**SHORT TASK 1**
Revise the section from the post on favorite nonfiction authors and playwrights between "So today I’m" and "and theater people!", inclusive, and put "reminder" in place of "refresher".
**SHORT TASK 2**
In the post on favorite nonfiction authors and playwrights, which E.B. White essay was read in class in English 115?
**SHORT TASK 3**
Translate this sentence from the post on favorite nonfiction authors and playwrights into Spanish: "I read it shortly after Dad’s rock climbing accident."

**DOCUMENT PASSAGE**
%%
So today I’m going to remedy some of that by focusing on the nonfiction authors and playwrights I omitted.

As a refresher, an author or playwright is objectively a favorite if they have multiple works, most of which I love/find amazing/enjoy.

So step right up, nonfictioners and theater people!

  1. E.B. White
    So Charlotte’s Web is brilliant. Stuart Little is brilliant.  The Trumpet of the Swan is even better because Boston and Swan Boats and the Public Garden.  But E.B White wrote some really astonishingly good and beautiful essays and I stayed up reading them all night before Thanksgiving my freshman year of college after being introduced to them through English 115 [we read Death of a Pig in class (And to all those people who thought he was mocking the pig and its pain- He wrote fucking Charlotte’s Web! Context people- you really think E.B. White is a pig-hater?! Idiotic)].  Somehow I didn’t get turned on to this when I was made to read Once More to the Lake my senior year of high school.  (Probably because the class, professor, and short story were all of lesser quality).  So White’s farm tales feed my soul.  The New York ones are also quite good.
  2. Joan Didion
    At the moment I’m reading Play It As It Lays, which is lovely and bleak.  Mom recommended it. She likes lovely and bleak (as do I).  She’s also the reason Carson McCullers will be up on a coming installment of this list.  But Play It As It Lays is fiction, you say.  Shut up.  Because she’s also on here for Slouching Toward Bethlehem and The Year of Magical Thinking.  That last one. Ouch. Ooof.  All of it in the feels.  I read it shortly after Dad’s rock climbing accident.  I sometimes wonder how much loving a book has to do with serendipitous alignment of mood, circumstance, another factors.  I do sometimes just set a book aside because I know I’m not in the right mindset to properly get it.  Which is another of the benefits of having favorite well-trusted authors.  You can just say, “I’m feeling Steinbeck.” or “Wow, that Thomas Hardy just razed my soul, please find me a Jane Austen before I curl into the fetal position.”  But anyway, Didion: points for naming her daughter Quintana. Pretty awesome.
%%
**INFORMATION PROVIDED**
%%
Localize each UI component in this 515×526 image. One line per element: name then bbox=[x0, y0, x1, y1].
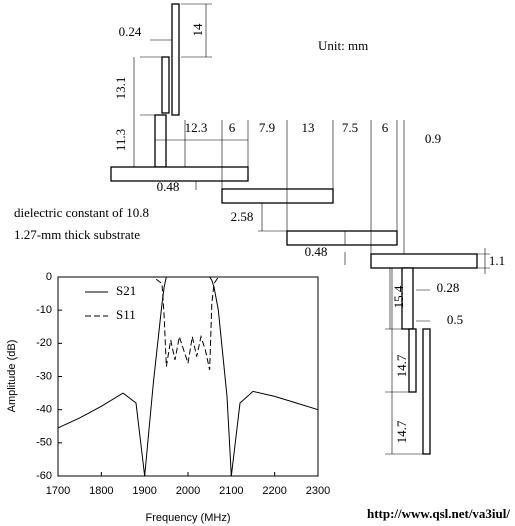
%%
**WRITTEN ANSWER 1**
So today I’m going to remedy some of that by focusing on the nonfiction authors and playwrights I omitted.

As a reminder, an author or playwright is objectively a favorite if they have multiple works, most of which I love/find amazing/enjoy.

So step right up, nonfictioners and theater people!

**WRITTEN ANSWER 2**
Death of a Pig

**WRITTEN ANSWER 3**
Lo leí poco después del accidente de escalada de papá.